Problem details
Transcribe the lines below exactly, beginning with the line that holds "Read all visible content and emit it as JSON." and ending with the final line, both included. Pictures are to be left out.

Data section
--- START ---

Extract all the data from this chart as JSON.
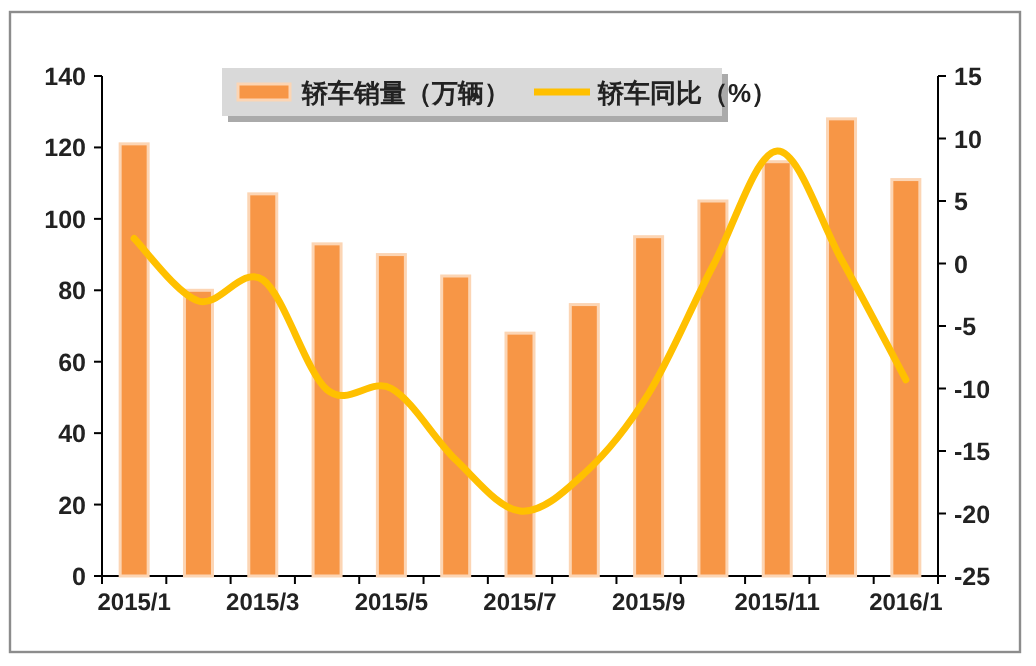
{
  "chart_data": {
    "type": "bar",
    "categories": [
      "2015/1",
      null,
      "2015/3",
      null,
      "2015/5",
      null,
      "2015/7",
      null,
      "2015/9",
      null,
      "2015/11",
      null,
      "2016/1"
    ],
    "series": [
      {
        "name": "轿车销量（万辆）",
        "color": "#f79646",
        "values": [
          121,
          80,
          107,
          93,
          90,
          84,
          68,
          76,
          95,
          105,
          116,
          128,
          111
        ]
      },
      {
        "name": "轿车同比（%）",
        "type": "line",
        "axis": "y2",
        "color": "#ffc000",
        "values": [
          2,
          -3,
          -1.3,
          -10.1,
          -10,
          -15.7,
          -19.8,
          -16.8,
          -10.4,
          -0.2,
          9,
          0.3,
          -9.3
        ]
      }
    ],
    "ylim": [
      0,
      140
    ],
    "yticks": [
      0,
      20,
      40,
      60,
      80,
      100,
      120,
      140
    ],
    "y2lim": [
      -25,
      15
    ],
    "y2ticks": [
      -25,
      -20,
      -15,
      -10,
      -5,
      0,
      5,
      10,
      15
    ],
    "legend": "top",
    "grid": false
  }
}
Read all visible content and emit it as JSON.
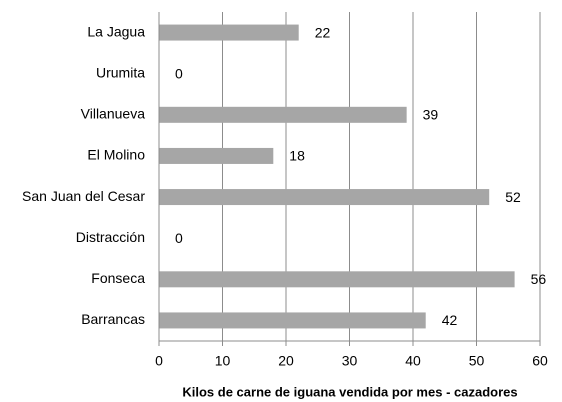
{
  "chart_data": {
    "type": "barh",
    "categories": [
      "La Jagua",
      "Urumita",
      "Villanueva",
      "El Molino",
      "San Juan del Cesar",
      "Distracción",
      "Fonseca",
      "Barrancas"
    ],
    "values": [
      22,
      0,
      39,
      18,
      52,
      0,
      56,
      42
    ],
    "color": "#a6a6a6",
    "xlabel": "Kilos de carne de iguana vendida por mes - cazadores",
    "xlim": [
      0,
      60
    ],
    "xticks": [
      0,
      10,
      20,
      30,
      40,
      50,
      60
    ],
    "grid": true
  }
}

--- END ---

Expected answer
Read all visible content and emit it as JSON.
{
  "chart_data": {
    "type": "barh",
    "categories": [
      "La Jagua",
      "Urumita",
      "Villanueva",
      "El Molino",
      "San Juan del Cesar",
      "Distracción",
      "Fonseca",
      "Barrancas"
    ],
    "values": [
      22,
      0,
      39,
      18,
      52,
      0,
      56,
      42
    ],
    "color": "#a6a6a6",
    "xlabel": "Kilos de carne de iguana vendida por mes - cazadores",
    "xlim": [
      0,
      60
    ],
    "xticks": [
      0,
      10,
      20,
      30,
      40,
      50,
      60
    ],
    "grid": true
  }
}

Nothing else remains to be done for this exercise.